-- START OF Material provided --

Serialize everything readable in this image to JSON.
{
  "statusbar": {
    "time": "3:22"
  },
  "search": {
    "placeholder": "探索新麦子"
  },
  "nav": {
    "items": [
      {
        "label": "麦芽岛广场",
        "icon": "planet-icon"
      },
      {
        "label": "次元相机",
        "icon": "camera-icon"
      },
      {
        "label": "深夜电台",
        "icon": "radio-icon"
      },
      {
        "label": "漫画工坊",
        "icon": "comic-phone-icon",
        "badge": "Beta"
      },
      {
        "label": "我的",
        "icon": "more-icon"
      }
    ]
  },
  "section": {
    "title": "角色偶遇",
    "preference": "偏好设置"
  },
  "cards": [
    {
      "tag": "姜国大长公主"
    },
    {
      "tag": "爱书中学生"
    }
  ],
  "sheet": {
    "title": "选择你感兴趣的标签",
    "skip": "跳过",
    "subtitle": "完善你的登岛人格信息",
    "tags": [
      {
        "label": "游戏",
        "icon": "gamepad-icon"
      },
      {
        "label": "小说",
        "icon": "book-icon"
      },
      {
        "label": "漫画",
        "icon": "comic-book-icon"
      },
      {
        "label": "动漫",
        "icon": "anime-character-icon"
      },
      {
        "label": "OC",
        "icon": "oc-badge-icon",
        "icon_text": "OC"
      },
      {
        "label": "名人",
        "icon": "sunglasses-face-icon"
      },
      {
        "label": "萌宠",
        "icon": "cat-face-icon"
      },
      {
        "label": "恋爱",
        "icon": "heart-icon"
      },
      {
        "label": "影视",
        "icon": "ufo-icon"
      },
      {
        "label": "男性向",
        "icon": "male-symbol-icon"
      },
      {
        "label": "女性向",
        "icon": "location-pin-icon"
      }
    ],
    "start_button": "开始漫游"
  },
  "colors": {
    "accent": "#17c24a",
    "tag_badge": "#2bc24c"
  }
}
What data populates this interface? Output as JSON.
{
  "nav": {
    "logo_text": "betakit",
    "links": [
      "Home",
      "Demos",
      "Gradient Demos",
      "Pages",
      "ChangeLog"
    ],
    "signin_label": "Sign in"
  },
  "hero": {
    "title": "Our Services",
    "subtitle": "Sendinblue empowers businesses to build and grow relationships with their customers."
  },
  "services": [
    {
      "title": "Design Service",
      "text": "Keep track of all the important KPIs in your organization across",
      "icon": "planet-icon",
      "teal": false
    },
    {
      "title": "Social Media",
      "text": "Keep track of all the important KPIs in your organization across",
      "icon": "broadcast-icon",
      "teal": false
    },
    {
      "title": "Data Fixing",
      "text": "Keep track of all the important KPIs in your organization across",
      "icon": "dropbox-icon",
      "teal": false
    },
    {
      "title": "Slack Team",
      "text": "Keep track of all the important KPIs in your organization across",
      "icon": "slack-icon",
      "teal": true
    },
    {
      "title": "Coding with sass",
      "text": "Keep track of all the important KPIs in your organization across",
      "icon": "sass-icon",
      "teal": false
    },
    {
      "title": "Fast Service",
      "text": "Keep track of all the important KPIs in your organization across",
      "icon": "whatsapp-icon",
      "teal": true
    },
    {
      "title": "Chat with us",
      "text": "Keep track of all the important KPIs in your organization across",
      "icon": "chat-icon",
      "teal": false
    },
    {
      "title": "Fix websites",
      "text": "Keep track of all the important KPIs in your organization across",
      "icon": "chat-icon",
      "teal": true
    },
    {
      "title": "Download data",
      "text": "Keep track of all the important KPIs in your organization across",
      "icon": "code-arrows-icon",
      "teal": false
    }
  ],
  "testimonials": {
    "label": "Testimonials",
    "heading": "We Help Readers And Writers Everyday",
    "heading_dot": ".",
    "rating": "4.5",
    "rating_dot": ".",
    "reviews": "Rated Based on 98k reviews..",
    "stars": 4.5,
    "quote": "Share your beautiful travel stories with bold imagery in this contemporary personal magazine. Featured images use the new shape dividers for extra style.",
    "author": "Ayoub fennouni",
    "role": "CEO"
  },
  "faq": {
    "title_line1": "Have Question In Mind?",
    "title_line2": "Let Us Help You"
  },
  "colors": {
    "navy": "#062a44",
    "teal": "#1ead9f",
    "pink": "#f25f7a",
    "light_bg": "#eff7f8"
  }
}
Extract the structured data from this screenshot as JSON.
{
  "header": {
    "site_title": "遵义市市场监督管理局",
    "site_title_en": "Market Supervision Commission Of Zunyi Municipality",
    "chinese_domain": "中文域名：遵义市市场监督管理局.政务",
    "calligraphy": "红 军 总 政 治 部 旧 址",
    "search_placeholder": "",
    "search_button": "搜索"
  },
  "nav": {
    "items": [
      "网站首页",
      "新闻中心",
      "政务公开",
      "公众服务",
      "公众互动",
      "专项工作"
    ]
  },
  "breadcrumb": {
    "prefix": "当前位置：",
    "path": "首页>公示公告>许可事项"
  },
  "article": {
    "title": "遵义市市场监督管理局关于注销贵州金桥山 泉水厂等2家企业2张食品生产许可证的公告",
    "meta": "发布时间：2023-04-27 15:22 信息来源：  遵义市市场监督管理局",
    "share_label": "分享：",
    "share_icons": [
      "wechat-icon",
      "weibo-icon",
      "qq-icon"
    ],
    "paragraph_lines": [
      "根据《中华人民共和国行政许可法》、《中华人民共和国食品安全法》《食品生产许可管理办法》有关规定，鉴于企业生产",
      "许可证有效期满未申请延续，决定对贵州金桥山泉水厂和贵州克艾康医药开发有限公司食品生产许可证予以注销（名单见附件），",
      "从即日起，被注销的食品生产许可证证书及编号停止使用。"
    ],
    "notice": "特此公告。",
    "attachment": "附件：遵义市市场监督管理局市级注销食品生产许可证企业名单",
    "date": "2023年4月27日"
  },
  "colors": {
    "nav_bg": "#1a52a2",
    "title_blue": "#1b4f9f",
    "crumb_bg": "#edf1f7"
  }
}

-- END OF Material provided --

(Exercise objective):
Retype the listing exactly, in full.

(Task result):
Serialize everything readable in this image to JSON.
{
  "statusbar": {
    "time": "3:22"
  },
  "search": {
    "placeholder": "探索新麦子"
  },
  "nav": {
    "items": [
      {
        "label": "麦芽岛广场",
        "icon": "planet-icon"
      },
      {
        "label": "次元相机",
        "icon": "camera-icon"
      },
      {
        "label": "深夜电台",
        "icon": "radio-icon"
      },
      {
        "label": "漫画工坊",
        "icon": "comic-phone-icon",
        "badge": "Beta"
      },
      {
        "label": "我的",
        "icon": "more-icon"
      }
    ]
  },
  "section": {
    "title": "角色偶遇",
    "preference": "偏好设置"
  },
  "cards": [
    {
      "tag": "姜国大长公主"
    },
    {
      "tag": "爱书中学生"
    }
  ],
  "sheet": {
    "title": "选择你感兴趣的标签",
    "skip": "跳过",
    "subtitle": "完善你的登岛人格信息",
    "tags": [
      {
        "label": "游戏",
        "icon": "gamepad-icon"
      },
      {
        "label": "小说",
        "icon": "book-icon"
      },
      {
        "label": "漫画",
        "icon": "comic-book-icon"
      },
      {
        "label": "动漫",
        "icon": "anime-character-icon"
      },
      {
        "label": "OC",
        "icon": "oc-badge-icon",
        "icon_text": "OC"
      },
      {
        "label": "名人",
        "icon": "sunglasses-face-icon"
      },
      {
        "label": "萌宠",
        "icon": "cat-face-icon"
      },
      {
        "label": "恋爱",
        "icon": "heart-icon"
      },
      {
        "label": "影视",
        "icon": "ufo-icon"
      },
      {
        "label": "男性向",
        "icon": "male-symbol-icon"
      },
      {
        "label": "女性向",
        "icon": "location-pin-icon"
      }
    ],
    "start_button": "开始漫游"
  },
  "colors": {
    "accent": "#17c24a",
    "tag_badge": "#2bc24c"
  }
}
What data populates this interface? Output as JSON.
{
  "nav": {
    "logo_text": "betakit",
    "links": [
      "Home",
      "Demos",
      "Gradient Demos",
      "Pages",
      "ChangeLog"
    ],
    "signin_label": "Sign in"
  },
  "hero": {
    "title": "Our Services",
    "subtitle": "Sendinblue empowers businesses to build and grow relationships with their customers."
  },
  "services": [
    {
      "title": "Design Service",
      "text": "Keep track of all the important KPIs in your organization across",
      "icon": "planet-icon",
      "teal": false
    },
    {
      "title": "Social Media",
      "text": "Keep track of all the important KPIs in your organization across",
      "icon": "broadcast-icon",
      "teal": false
    },
    {
      "title": "Data Fixing",
      "text": "Keep track of all the important KPIs in your organization across",
      "icon": "dropbox-icon",
      "teal": false
    },
    {
      "title": "Slack Team",
      "text": "Keep track of all the important KPIs in your organization across",
      "icon": "slack-icon",
      "teal": true
    },
    {
      "title": "Coding with sass",
      "text": "Keep track of all the important KPIs in your organization across",
      "icon": "sass-icon",
      "teal": false
    },
    {
      "title": "Fast Service",
      "text": "Keep track of all the important KPIs in your organization across",
      "icon": "whatsapp-icon",
      "teal": true
    },
    {
      "title": "Chat with us",
      "text": "Keep track of all the important KPIs in your organization across",
      "icon": "chat-icon",
      "teal": false
    },
    {
      "title": "Fix websites",
      "text": "Keep track of all the important KPIs in your organization across",
      "icon": "chat-icon",
      "teal": true
    },
    {
      "title": "Download data",
      "text": "Keep track of all the important KPIs in your organization across",
      "icon": "code-arrows-icon",
      "teal": false
    }
  ],
  "testimonials": {
    "label": "Testimonials",
    "heading": "We Help Readers And Writers Everyday",
    "heading_dot": ".",
    "rating": "4.5",
    "rating_dot": ".",
    "reviews": "Rated Based on 98k reviews..",
    "stars": 4.5,
    "quote": "Share your beautiful travel stories with bold imagery in this contemporary personal magazine. Featured images use the new shape dividers for extra style.",
    "author": "Ayoub fennouni",
    "role": "CEO"
  },
  "faq": {
    "title_line1": "Have Question In Mind?",
    "title_line2": "Let Us Help You"
  },
  "colors": {
    "navy": "#062a44",
    "teal": "#1ead9f",
    "pink": "#f25f7a",
    "light_bg": "#eff7f8"
  }
}
Extract the structured data from this screenshot as JSON.
{
  "header": {
    "site_title": "遵义市市场监督管理局",
    "site_title_en": "Market Supervision Commission Of Zunyi Municipality",
    "chinese_domain": "中文域名：遵义市市场监督管理局.政务",
    "calligraphy": "红 军 总 政 治 部 旧 址",
    "search_placeholder": "",
    "search_button": "搜索"
  },
  "nav": {
    "items": [
      "网站首页",
      "新闻中心",
      "政务公开",
      "公众服务",
      "公众互动",
      "专项工作"
    ]
  },
  "breadcrumb": {
    "prefix": "当前位置：",
    "path": "首页>公示公告>许可事项"
  },
  "article": {
    "title": "遵义市市场监督管理局关于注销贵州金桥山 泉水厂等2家企业2张食品生产许可证的公告",
    "meta": "发布时间：2023-04-27 15:22 信息来源：  遵义市市场监督管理局",
    "share_label": "分享：",
    "share_icons": [
      "wechat-icon",
      "weibo-icon",
      "qq-icon"
    ],
    "paragraph_lines": [
      "根据《中华人民共和国行政许可法》、《中华人民共和国食品安全法》《食品生产许可管理办法》有关规定，鉴于企业生产",
      "许可证有效期满未申请延续，决定对贵州金桥山泉水厂和贵州克艾康医药开发有限公司食品生产许可证予以注销（名单见附件），",
      "从即日起，被注销的食品生产许可证证书及编号停止使用。"
    ],
    "notice": "特此公告。",
    "attachment": "附件：遵义市市场监督管理局市级注销食品生产许可证企业名单",
    "date": "2023年4月27日"
  },
  "colors": {
    "nav_bg": "#1a52a2",
    "title_blue": "#1b4f9f",
    "crumb_bg": "#edf1f7"
  }
}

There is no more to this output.